**Requirement:**
Without skipping anything, write out each record below exactly.

Raw records
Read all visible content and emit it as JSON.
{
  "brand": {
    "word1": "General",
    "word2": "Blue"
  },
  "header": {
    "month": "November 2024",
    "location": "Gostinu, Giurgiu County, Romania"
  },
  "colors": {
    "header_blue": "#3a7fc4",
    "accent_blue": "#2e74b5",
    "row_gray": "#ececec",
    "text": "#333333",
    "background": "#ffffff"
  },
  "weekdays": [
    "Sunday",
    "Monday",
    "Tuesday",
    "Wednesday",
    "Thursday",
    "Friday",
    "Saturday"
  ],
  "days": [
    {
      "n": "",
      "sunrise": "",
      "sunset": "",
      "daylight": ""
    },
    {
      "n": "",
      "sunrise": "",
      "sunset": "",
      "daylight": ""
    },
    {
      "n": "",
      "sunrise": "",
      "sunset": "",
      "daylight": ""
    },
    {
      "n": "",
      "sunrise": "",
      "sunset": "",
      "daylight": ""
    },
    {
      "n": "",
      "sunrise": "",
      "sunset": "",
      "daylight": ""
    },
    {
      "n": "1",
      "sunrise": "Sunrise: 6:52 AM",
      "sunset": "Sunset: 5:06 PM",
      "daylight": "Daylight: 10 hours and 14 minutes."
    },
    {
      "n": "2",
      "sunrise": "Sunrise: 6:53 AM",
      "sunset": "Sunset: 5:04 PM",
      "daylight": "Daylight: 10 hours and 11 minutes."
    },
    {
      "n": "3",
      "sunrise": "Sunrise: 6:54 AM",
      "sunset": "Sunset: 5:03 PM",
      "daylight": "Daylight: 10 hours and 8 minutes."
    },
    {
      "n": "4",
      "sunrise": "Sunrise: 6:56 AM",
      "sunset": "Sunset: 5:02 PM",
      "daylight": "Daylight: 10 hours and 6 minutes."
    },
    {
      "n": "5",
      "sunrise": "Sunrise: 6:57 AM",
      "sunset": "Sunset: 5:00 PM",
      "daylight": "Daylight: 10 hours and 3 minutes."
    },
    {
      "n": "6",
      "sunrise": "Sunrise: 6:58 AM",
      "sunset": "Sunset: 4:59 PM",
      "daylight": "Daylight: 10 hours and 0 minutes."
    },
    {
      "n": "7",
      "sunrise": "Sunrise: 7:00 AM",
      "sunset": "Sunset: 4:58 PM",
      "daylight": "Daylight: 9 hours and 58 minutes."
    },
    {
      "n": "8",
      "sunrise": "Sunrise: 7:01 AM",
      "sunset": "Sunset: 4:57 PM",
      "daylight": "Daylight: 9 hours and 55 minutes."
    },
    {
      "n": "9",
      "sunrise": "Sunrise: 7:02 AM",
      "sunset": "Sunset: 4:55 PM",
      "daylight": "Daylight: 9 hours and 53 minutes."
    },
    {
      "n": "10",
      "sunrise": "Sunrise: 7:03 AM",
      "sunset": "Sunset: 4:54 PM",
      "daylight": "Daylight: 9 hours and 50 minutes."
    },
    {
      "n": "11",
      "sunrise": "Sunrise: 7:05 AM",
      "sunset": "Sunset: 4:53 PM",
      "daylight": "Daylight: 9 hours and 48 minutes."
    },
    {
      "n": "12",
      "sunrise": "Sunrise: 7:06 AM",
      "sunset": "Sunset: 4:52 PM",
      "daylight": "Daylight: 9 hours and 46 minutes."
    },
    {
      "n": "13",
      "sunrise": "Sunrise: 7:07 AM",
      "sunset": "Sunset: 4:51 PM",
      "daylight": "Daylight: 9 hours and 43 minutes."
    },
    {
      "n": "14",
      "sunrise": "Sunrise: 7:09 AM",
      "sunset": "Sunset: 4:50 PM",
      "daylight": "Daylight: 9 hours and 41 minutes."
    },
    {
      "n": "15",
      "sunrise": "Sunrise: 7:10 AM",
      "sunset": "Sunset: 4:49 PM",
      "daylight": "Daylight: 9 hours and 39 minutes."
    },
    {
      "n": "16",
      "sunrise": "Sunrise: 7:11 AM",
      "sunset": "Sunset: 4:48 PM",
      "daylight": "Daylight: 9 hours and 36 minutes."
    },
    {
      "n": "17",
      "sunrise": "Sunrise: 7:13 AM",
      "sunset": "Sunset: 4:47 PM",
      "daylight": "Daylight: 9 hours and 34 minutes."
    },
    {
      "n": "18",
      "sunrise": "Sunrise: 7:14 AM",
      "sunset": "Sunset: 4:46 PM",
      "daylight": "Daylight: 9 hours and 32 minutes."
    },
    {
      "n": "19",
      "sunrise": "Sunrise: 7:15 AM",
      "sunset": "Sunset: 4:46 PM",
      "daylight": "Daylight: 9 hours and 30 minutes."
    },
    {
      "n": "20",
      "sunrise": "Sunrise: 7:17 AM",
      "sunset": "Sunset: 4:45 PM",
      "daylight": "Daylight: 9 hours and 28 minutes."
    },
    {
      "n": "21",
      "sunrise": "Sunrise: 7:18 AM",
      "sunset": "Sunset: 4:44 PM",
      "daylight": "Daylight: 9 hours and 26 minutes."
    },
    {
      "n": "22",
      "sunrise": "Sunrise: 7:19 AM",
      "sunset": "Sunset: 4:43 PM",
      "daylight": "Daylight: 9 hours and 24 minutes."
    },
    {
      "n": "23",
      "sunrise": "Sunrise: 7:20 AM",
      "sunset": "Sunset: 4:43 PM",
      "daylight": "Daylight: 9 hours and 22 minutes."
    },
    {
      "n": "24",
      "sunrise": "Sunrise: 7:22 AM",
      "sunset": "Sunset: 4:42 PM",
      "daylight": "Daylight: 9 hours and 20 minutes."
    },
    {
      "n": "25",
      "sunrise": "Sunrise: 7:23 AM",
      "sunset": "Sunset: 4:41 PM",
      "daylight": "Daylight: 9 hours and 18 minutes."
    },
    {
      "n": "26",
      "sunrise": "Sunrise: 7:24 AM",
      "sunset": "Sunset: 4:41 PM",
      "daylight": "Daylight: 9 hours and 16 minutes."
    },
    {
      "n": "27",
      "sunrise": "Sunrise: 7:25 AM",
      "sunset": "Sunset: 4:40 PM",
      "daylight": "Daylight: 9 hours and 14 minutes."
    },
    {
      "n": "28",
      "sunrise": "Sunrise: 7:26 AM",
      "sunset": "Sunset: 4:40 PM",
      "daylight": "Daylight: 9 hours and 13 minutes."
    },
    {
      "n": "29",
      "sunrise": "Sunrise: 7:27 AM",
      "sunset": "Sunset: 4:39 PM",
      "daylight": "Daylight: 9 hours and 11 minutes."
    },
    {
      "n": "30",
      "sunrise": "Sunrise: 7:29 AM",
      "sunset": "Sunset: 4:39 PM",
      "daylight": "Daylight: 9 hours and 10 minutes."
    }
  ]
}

**Answer to this exercise:**
Read all visible content and emit it as JSON.
{
  "brand": {
    "word1": "General",
    "word2": "Blue"
  },
  "header": {
    "month": "November 2024",
    "location": "Gostinu, Giurgiu County, Romania"
  },
  "colors": {
    "header_blue": "#3a7fc4",
    "accent_blue": "#2e74b5",
    "row_gray": "#ececec",
    "text": "#333333",
    "background": "#ffffff"
  },
  "weekdays": [
    "Sunday",
    "Monday",
    "Tuesday",
    "Wednesday",
    "Thursday",
    "Friday",
    "Saturday"
  ],
  "days": [
    {
      "n": "",
      "sunrise": "",
      "sunset": "",
      "daylight": ""
    },
    {
      "n": "",
      "sunrise": "",
      "sunset": "",
      "daylight": ""
    },
    {
      "n": "",
      "sunrise": "",
      "sunset": "",
      "daylight": ""
    },
    {
      "n": "",
      "sunrise": "",
      "sunset": "",
      "daylight": ""
    },
    {
      "n": "",
      "sunrise": "",
      "sunset": "",
      "daylight": ""
    },
    {
      "n": "1",
      "sunrise": "Sunrise: 6:52 AM",
      "sunset": "Sunset: 5:06 PM",
      "daylight": "Daylight: 10 hours and 14 minutes."
    },
    {
      "n": "2",
      "sunrise": "Sunrise: 6:53 AM",
      "sunset": "Sunset: 5:04 PM",
      "daylight": "Daylight: 10 hours and 11 minutes."
    },
    {
      "n": "3",
      "sunrise": "Sunrise: 6:54 AM",
      "sunset": "Sunset: 5:03 PM",
      "daylight": "Daylight: 10 hours and 8 minutes."
    },
    {
      "n": "4",
      "sunrise": "Sunrise: 6:56 AM",
      "sunset": "Sunset: 5:02 PM",
      "daylight": "Daylight: 10 hours and 6 minutes."
    },
    {
      "n": "5",
      "sunrise": "Sunrise: 6:57 AM",
      "sunset": "Sunset: 5:00 PM",
      "daylight": "Daylight: 10 hours and 3 minutes."
    },
    {
      "n": "6",
      "sunrise": "Sunrise: 6:58 AM",
      "sunset": "Sunset: 4:59 PM",
      "daylight": "Daylight: 10 hours and 0 minutes."
    },
    {
      "n": "7",
      "sunrise": "Sunrise: 7:00 AM",
      "sunset": "Sunset: 4:58 PM",
      "daylight": "Daylight: 9 hours and 58 minutes."
    },
    {
      "n": "8",
      "sunrise": "Sunrise: 7:01 AM",
      "sunset": "Sunset: 4:57 PM",
      "daylight": "Daylight: 9 hours and 55 minutes."
    },
    {
      "n": "9",
      "sunrise": "Sunrise: 7:02 AM",
      "sunset": "Sunset: 4:55 PM",
      "daylight": "Daylight: 9 hours and 53 minutes."
    },
    {
      "n": "10",
      "sunrise": "Sunrise: 7:03 AM",
      "sunset": "Sunset: 4:54 PM",
      "daylight": "Daylight: 9 hours and 50 minutes."
    },
    {
      "n": "11",
      "sunrise": "Sunrise: 7:05 AM",
      "sunset": "Sunset: 4:53 PM",
      "daylight": "Daylight: 9 hours and 48 minutes."
    },
    {
      "n": "12",
      "sunrise": "Sunrise: 7:06 AM",
      "sunset": "Sunset: 4:52 PM",
      "daylight": "Daylight: 9 hours and 46 minutes."
    },
    {
      "n": "13",
      "sunrise": "Sunrise: 7:07 AM",
      "sunset": "Sunset: 4:51 PM",
      "daylight": "Daylight: 9 hours and 43 minutes."
    },
    {
      "n": "14",
      "sunrise": "Sunrise: 7:09 AM",
      "sunset": "Sunset: 4:50 PM",
      "daylight": "Daylight: 9 hours and 41 minutes."
    },
    {
      "n": "15",
      "sunrise": "Sunrise: 7:10 AM",
      "sunset": "Sunset: 4:49 PM",
      "daylight": "Daylight: 9 hours and 39 minutes."
    },
    {
      "n": "16",
      "sunrise": "Sunrise: 7:11 AM",
      "sunset": "Sunset: 4:48 PM",
      "daylight": "Daylight: 9 hours and 36 minutes."
    },
    {
      "n": "17",
      "sunrise": "Sunrise: 7:13 AM",
      "sunset": "Sunset: 4:47 PM",
      "daylight": "Daylight: 9 hours and 34 minutes."
    },
    {
      "n": "18",
      "sunrise": "Sunrise: 7:14 AM",
      "sunset": "Sunset: 4:46 PM",
      "daylight": "Daylight: 9 hours and 32 minutes."
    },
    {
      "n": "19",
      "sunrise": "Sunrise: 7:15 AM",
      "sunset": "Sunset: 4:46 PM",
      "daylight": "Daylight: 9 hours and 30 minutes."
    },
    {
      "n": "20",
      "sunrise": "Sunrise: 7:17 AM",
      "sunset": "Sunset: 4:45 PM",
      "daylight": "Daylight: 9 hours and 28 minutes."
    },
    {
      "n": "21",
      "sunrise": "Sunrise: 7:18 AM",
      "sunset": "Sunset: 4:44 PM",
      "daylight": "Daylight: 9 hours and 26 minutes."
    },
    {
      "n": "22",
      "sunrise": "Sunrise: 7:19 AM",
      "sunset": "Sunset: 4:43 PM",
      "daylight": "Daylight: 9 hours and 24 minutes."
    },
    {
      "n": "23",
      "sunrise": "Sunrise: 7:20 AM",
      "sunset": "Sunset: 4:43 PM",
      "daylight": "Daylight: 9 hours and 22 minutes."
    },
    {
      "n": "24",
      "sunrise": "Sunrise: 7:22 AM",
      "sunset": "Sunset: 4:42 PM",
      "daylight": "Daylight: 9 hours and 20 minutes."
    },
    {
      "n": "25",
      "sunrise": "Sunrise: 7:23 AM",
      "sunset": "Sunset: 4:41 PM",
      "daylight": "Daylight: 9 hours and 18 minutes."
    },
    {
      "n": "26",
      "sunrise": "Sunrise: 7:24 AM",
      "sunset": "Sunset: 4:41 PM",
      "daylight": "Daylight: 9 hours and 16 minutes."
    },
    {
      "n": "27",
      "sunrise": "Sunrise: 7:25 AM",
      "sunset": "Sunset: 4:40 PM",
      "daylight": "Daylight: 9 hours and 14 minutes."
    },
    {
      "n": "28",
      "sunrise": "Sunrise: 7:26 AM",
      "sunset": "Sunset: 4:40 PM",
      "daylight": "Daylight: 9 hours and 13 minutes."
    },
    {
      "n": "29",
      "sunrise": "Sunrise: 7:27 AM",
      "sunset": "Sunset: 4:39 PM",
      "daylight": "Daylight: 9 hours and 11 minutes."
    },
    {
      "n": "30",
      "sunrise": "Sunrise: 7:29 AM",
      "sunset": "Sunset: 4:39 PM",
      "daylight": "Daylight: 9 hours and 10 minutes."
    }
  ]
}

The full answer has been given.